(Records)
■ ■ ■ ■
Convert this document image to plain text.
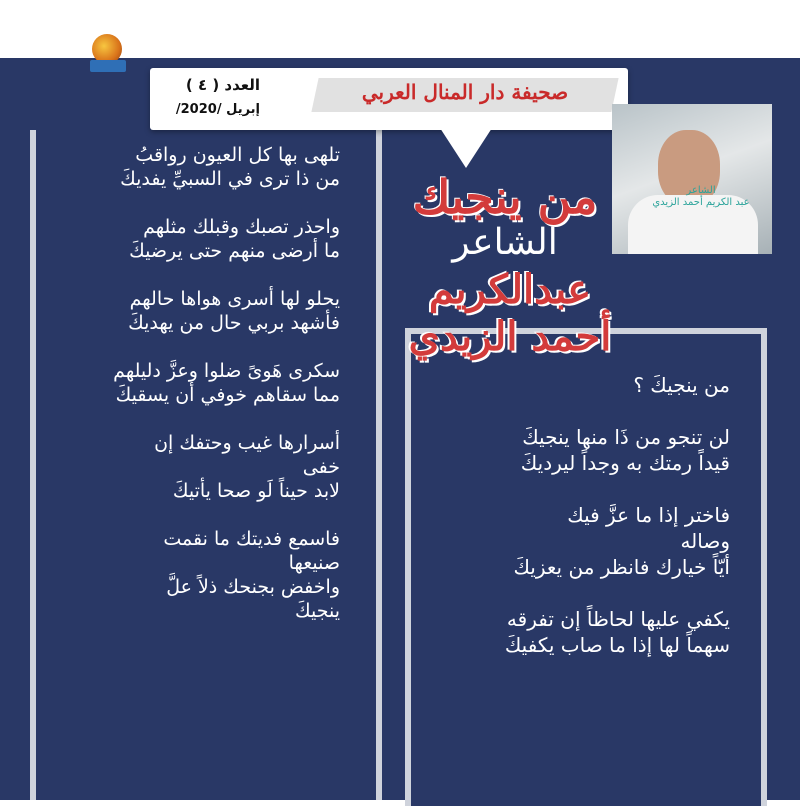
صحيفة دار المنال العربي
العدد ( ٤ )
إبريل /2020/
الشاعر
عبد الكريم أحمد الزيدي
من ينجيك
الشاعر
عبدالكريم أحمد الزيدي
تلهى بها كل العيون رواقبُ
من ذا ترى في السبيِّ يفديكَ
واحذر تصبك وقبلك مثلهم
ما أرضى منهم حتى يرضيكَ
يحلو لها أسرى هواها حالهم
فأشهد بربي حال من يهديكَ
سكرى هَوىً ضلوا وعزَّ دليلهم
مما سقاهم خوفي أن يسقيكَ
أسرارها غيب وحتفك إن
خفى
لابد حيناً لَو صحا يأتيكَ
فاسمع فديتك ما نقمت
صنيعها
واخفض بجنحك ذلاً علَّ
ينجيكَ
من ينجيكَ ؟
لن تنجو من ذَا منها ينجيكَ
قيداً رمتك به وجداً ليرديكَ
فاختر إذا ما عزَّ فيك
وصاله
أيّاً خيارك فانظر من يعزيكَ
يكفي عليها لحاظاً إن تفرقه
سهماً لها إذا ما صاب يكفيكَ
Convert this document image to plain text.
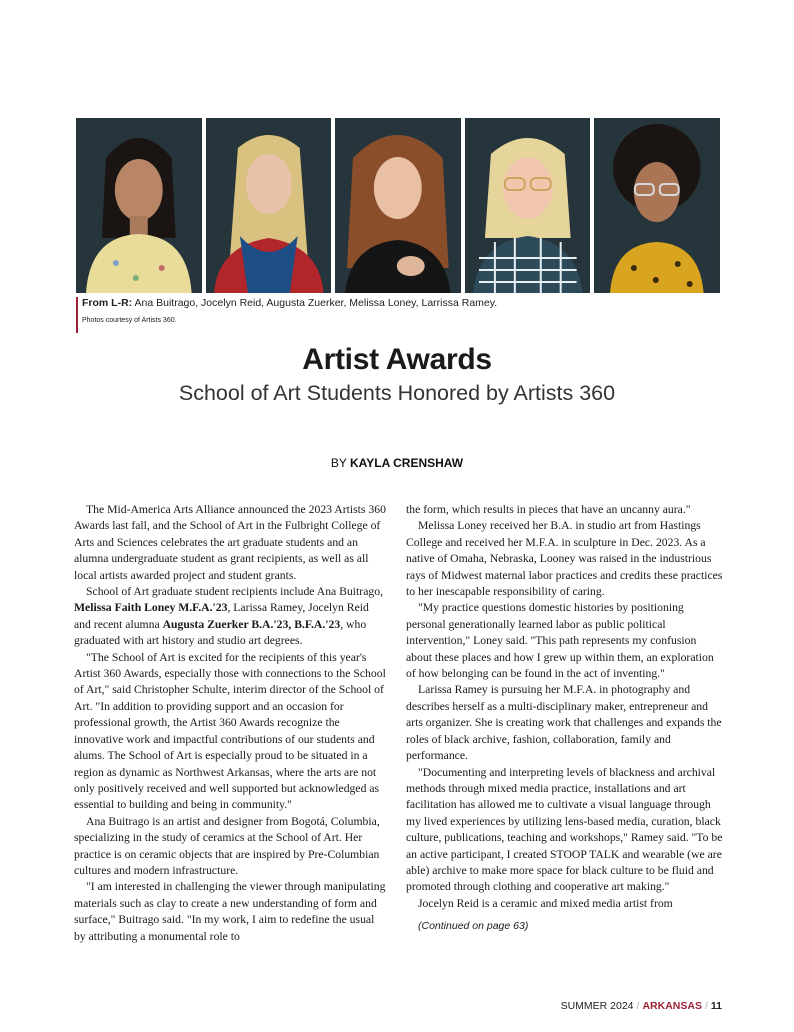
From L-R: Ana Buitrago, Jocelyn Reid, Augusta Zuerker, Melissa Loney, Larrissa Ramey.
Photos courtesy of Artists 360.
Artist Awards
School of Art Students Honored by Artists 360
BY KAYLA CRENSHAW

The Mid-America Arts Alliance announced the 2023 Artists 360 Awards last fall, and the School of Art in the Fulbright College of Arts and Sciences celebrates the art graduate students and an alumna undergraduate student as grant recipients, as well as all local artists awarded project and student grants.

School of Art graduate student recipients include Ana Buitrago, Melissa Faith Loney M.F.A.'23, Larissa Ramey, Jocelyn Reid and recent alumna Augusta Zuerker B.A.'23, B.F.A.'23, who graduated with art history and studio art degrees.

"The School of Art is excited for the recipients of this year's Artist 360 Awards, especially those with connections to the School of Art," said Christopher Schulte, interim director of the School of Art. "In addition to providing support and an occasion for professional growth, the Artist 360 Awards recognize the innovative work and impactful contributions of our students and alums. The School of Art is especially proud to be situated in a region as dynamic as Northwest Arkansas, where the arts are not only positively received and well supported but acknowledged as essential to building and being in community."

Ana Buitrago is an artist and designer from Bogotá, Columbia, specializing in the study of ceramics at the School of Art. Her practice is on ceramic objects that are inspired by Pre-Columbian cultures and modern infrastructure.

"I am interested in challenging the viewer through manipulating materials such as clay to create a new understanding of form and surface," Buitrago said. "In my work, I aim to redefine the usual by attributing a monumental role to

the form, which results in pieces that have an uncanny aura."

Melissa Loney received her B.A. in studio art from Hastings College and received her M.F.A. in sculpture in Dec. 2023. As a native of Omaha, Nebraska, Looney was raised in the industrious rays of Midwest maternal labor practices and credits these practices to her inescapable responsibility of caring.

"My practice questions domestic histories by positioning personal generationally learned labor as public political intervention," Loney said. "This path represents my confusion about these places and how I grew up within them, an exploration of how belonging can be found in the act of inventing."

Larissa Ramey is pursuing her M.F.A. in photography and describes herself as a multi-disciplinary maker, entrepreneur and arts organizer. She is creating work that challenges and expands the roles of black archive, fashion, collaboration, family and performance.

"Documenting and interpreting levels of blackness and archival methods through mixed media practice, installations and art facilitation has allowed me to cultivate a visual language through my lived experiences by utilizing lens-based media, curation, black culture, publications, teaching and workshops," Ramey said. "To be an active participant, I created STOOP TALK and wearable (we are able) archive to make more space for black culture to be fluid and promoted through clothing and cooperative art making."

Jocelyn Reid is a ceramic and mixed media artist from

(Continued on page 63)

SUMMER 2024 / ARKANSAS / 11
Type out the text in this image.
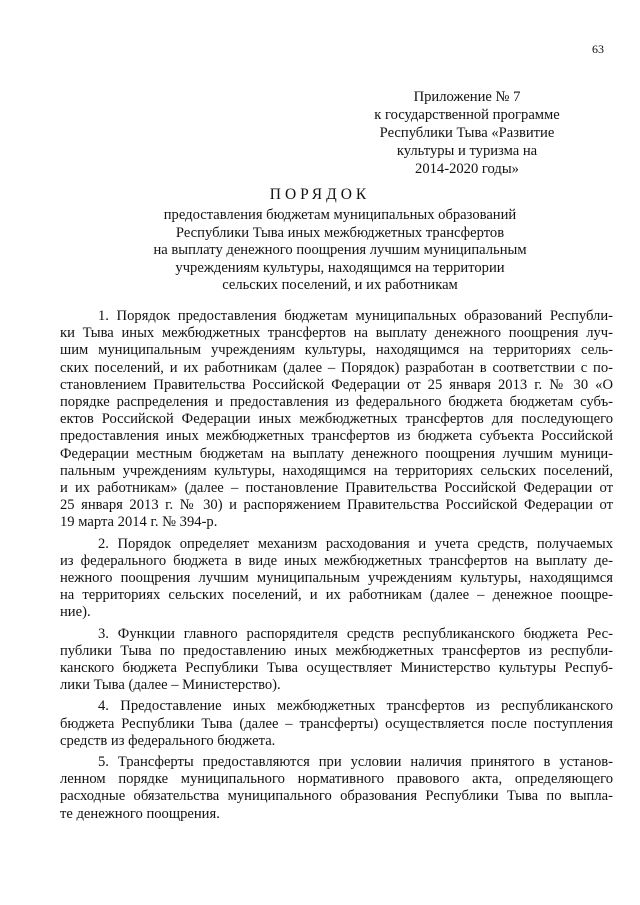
63
Приложение № 7
к государственной программе
Республики Тыва «Развитие
культуры и туризма на
2014-2020 годы»
ПОРЯДОК
предоставления бюджетам муниципальных образований
Республики Тыва иных межбюджетных трансфертов
на выплату денежного поощрения лучшим муниципальным
учреждениям культуры, находящимся на территории
сельских поселений, и их работникам
1. Порядок предоставления бюджетам муниципальных образований Республи-
ки Тыва иных межбюджетных трансфертов на выплату денежного поощрения луч-
шим муниципальным учреждениям культуры, находящимся на территориях сель-
ских поселений, и их работникам (далее – Порядок) разработан в соответствии с по-
становлением Правительства Российской Федерации от 25 января 2013 г. № 30 «О
порядке распределения и предоставления из федерального бюджета бюджетам субъ-
ектов Российской Федерации иных межбюджетных трансфертов для последующего
предоставления иных межбюджетных трансфертов из бюджета субъекта Российской
Федерации местным бюджетам на выплату денежного поощрения лучшим муници-
пальным учреждениям культуры, находящимся на территориях сельских поселений,
и их работникам» (далее – постановление Правительства Российской Федерации от
25 января 2013 г. № 30) и распоряжением Правительства Российской Федерации от
19 марта 2014 г. № 394-р.
2. Порядок определяет механизм расходования и учета средств, получаемых
из федерального бюджета в виде иных межбюджетных трансфертов на выплату де-
нежного поощрения лучшим муниципальным учреждениям культуры, находящимся
на территориях сельских поселений, и их работникам (далее – денежное поощре-
ние).
3. Функции главного распорядителя средств республиканского бюджета Рес-
публики Тыва по предоставлению иных межбюджетных трансфертов из республи-
канского бюджета Республики Тыва осуществляет Министерство культуры Респуб-
лики Тыва (далее – Министерство).
4. Предоставление иных межбюджетных трансфертов из республиканского
бюджета Республики Тыва (далее – трансферты) осуществляется после поступления
средств из федерального бюджета.
5. Трансферты предоставляются при условии наличия принятого в установ-
ленном порядке муниципального нормативного правового акта, определяющего
расходные обязательства муниципального образования Республики Тыва по выпла-
те денежного поощрения.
■ ■ ■ ■
#### What needs to be done:
Repeat all of the records verbatim, leaving out the pictures.

#### Full response:
Convert this document image to plain text.
صحيفة دار المنال العربي
العدد ( ٤ )
إبريل /2020/
الشاعر
عبد الكريم أحمد الزيدي
من ينجيك
الشاعر
عبدالكريم أحمد الزيدي
تلهى بها كل العيون رواقبُ
من ذا ترى في السبيِّ يفديكَ
واحذر تصبك وقبلك مثلهم
ما أرضى منهم حتى يرضيكَ
يحلو لها أسرى هواها حالهم
فأشهد بربي حال من يهديكَ
سكرى هَوىً ضلوا وعزَّ دليلهم
مما سقاهم خوفي أن يسقيكَ
أسرارها غيب وحتفك إن
خفى
لابد حيناً لَو صحا يأتيكَ
فاسمع فديتك ما نقمت
صنيعها
واخفض بجنحك ذلاً علَّ
ينجيكَ
من ينجيكَ ؟
لن تنجو من ذَا منها ينجيكَ
قيداً رمتك به وجداً ليرديكَ
فاختر إذا ما عزَّ فيك
وصاله
أيّاً خيارك فانظر من يعزيكَ
يكفي عليها لحاظاً إن تفرقه
سهماً لها إذا ما صاب يكفيكَ
Convert this document image to plain text.
From L-R: Ana Buitrago, Jocelyn Reid, Augusta Zuerker, Melissa Loney, Larrissa Ramey.
Photos courtesy of Artists 360.
Artist Awards
School of Art Students Honored by Artists 360
BY KAYLA CRENSHAW

The Mid-America Arts Alliance announced the 2023 Artists 360 Awards last fall, and the School of Art in the Fulbright College of Arts and Sciences celebrates the art graduate students and an alumna undergraduate student as grant recipients, as well as all local artists awarded project and student grants.

School of Art graduate student recipients include Ana Buitrago, Melissa Faith Loney M.F.A.'23, Larissa Ramey, Jocelyn Reid and recent alumna Augusta Zuerker B.A.'23, B.F.A.'23, who graduated with art history and studio art degrees.

"The School of Art is excited for the recipients of this year's Artist 360 Awards, especially those with connections to the School of Art," said Christopher Schulte, interim director of the School of Art. "In addition to providing support and an occasion for professional growth, the Artist 360 Awards recognize the innovative work and impactful contributions of our students and alums. The School of Art is especially proud to be situated in a region as dynamic as Northwest Arkansas, where the arts are not only positively received and well supported but acknowledged as essential to building and being in community."

Ana Buitrago is an artist and designer from Bogotá, Columbia, specializing in the study of ceramics at the School of Art. Her practice is on ceramic objects that are inspired by Pre-Columbian cultures and modern infrastructure.

"I am interested in challenging the viewer through manipulating materials such as clay to create a new understanding of form and surface," Buitrago said. "In my work, I aim to redefine the usual by attributing a monumental role to

the form, which results in pieces that have an uncanny aura."

Melissa Loney received her B.A. in studio art from Hastings College and received her M.F.A. in sculpture in Dec. 2023. As a native of Omaha, Nebraska, Looney was raised in the industrious rays of Midwest maternal labor practices and credits these practices to her inescapable responsibility of caring.

"My practice questions domestic histories by positioning personal generationally learned labor as public political intervention," Loney said. "This path represents my confusion about these places and how I grew up within them, an exploration of how belonging can be found in the act of inventing."

Larissa Ramey is pursuing her M.F.A. in photography and describes herself as a multi-disciplinary maker, entrepreneur and arts organizer. She is creating work that challenges and expands the roles of black archive, fashion, collaboration, family and performance.

"Documenting and interpreting levels of blackness and archival methods through mixed media practice, installations and art facilitation has allowed me to cultivate a visual language through my lived experiences by utilizing lens-based media, curation, black culture, publications, teaching and workshops," Ramey said. "To be an active participant, I created STOOP TALK and wearable (we are able) archive to make more space for black culture to be fluid and promoted through clothing and cooperative art making."

Jocelyn Reid is a ceramic and mixed media artist from

(Continued on page 63)

SUMMER 2024 / ARKANSAS / 11
Type out the text in this image.
63
Приложение № 7
к государственной программе
Республики Тыва «Развитие
культуры и туризма на
2014-2020 годы»
ПОРЯДОК
предоставления бюджетам муниципальных образований
Республики Тыва иных межбюджетных трансфертов
на выплату денежного поощрения лучшим муниципальным
учреждениям культуры, находящимся на территории
сельских поселений, и их работникам
1. Порядок предоставления бюджетам муниципальных образований Республи-
ки Тыва иных межбюджетных трансфертов на выплату денежного поощрения луч-
шим муниципальным учреждениям культуры, находящимся на территориях сель-
ских поселений, и их работникам (далее – Порядок) разработан в соответствии с по-
становлением Правительства Российской Федерации от 25 января 2013 г. № 30 «О
порядке распределения и предоставления из федерального бюджета бюджетам субъ-
ектов Российской Федерации иных межбюджетных трансфертов для последующего
предоставления иных межбюджетных трансфертов из бюджета субъекта Российской
Федерации местным бюджетам на выплату денежного поощрения лучшим муници-
пальным учреждениям культуры, находящимся на территориях сельских поселений,
и их работникам» (далее – постановление Правительства Российской Федерации от
25 января 2013 г. № 30) и распоряжением Правительства Российской Федерации от
19 марта 2014 г. № 394-р.
2. Порядок определяет механизм расходования и учета средств, получаемых
из федерального бюджета в виде иных межбюджетных трансфертов на выплату де-
нежного поощрения лучшим муниципальным учреждениям культуры, находящимся
на территориях сельских поселений, и их работникам (далее – денежное поощре-
ние).
3. Функции главного распорядителя средств республиканского бюджета Рес-
публики Тыва по предоставлению иных межбюджетных трансфертов из республи-
канского бюджета Республики Тыва осуществляет Министерство культуры Респуб-
лики Тыва (далее – Министерство).
4. Предоставление иных межбюджетных трансфертов из республиканского
бюджета Республики Тыва (далее – трансферты) осуществляется после поступления
средств из федерального бюджета.
5. Трансферты предоставляются при условии наличия принятого в установ-
ленном порядке муниципального нормативного правового акта, определяющего
расходные обязательства муниципального образования Республики Тыва по выпла-
те денежного поощрения.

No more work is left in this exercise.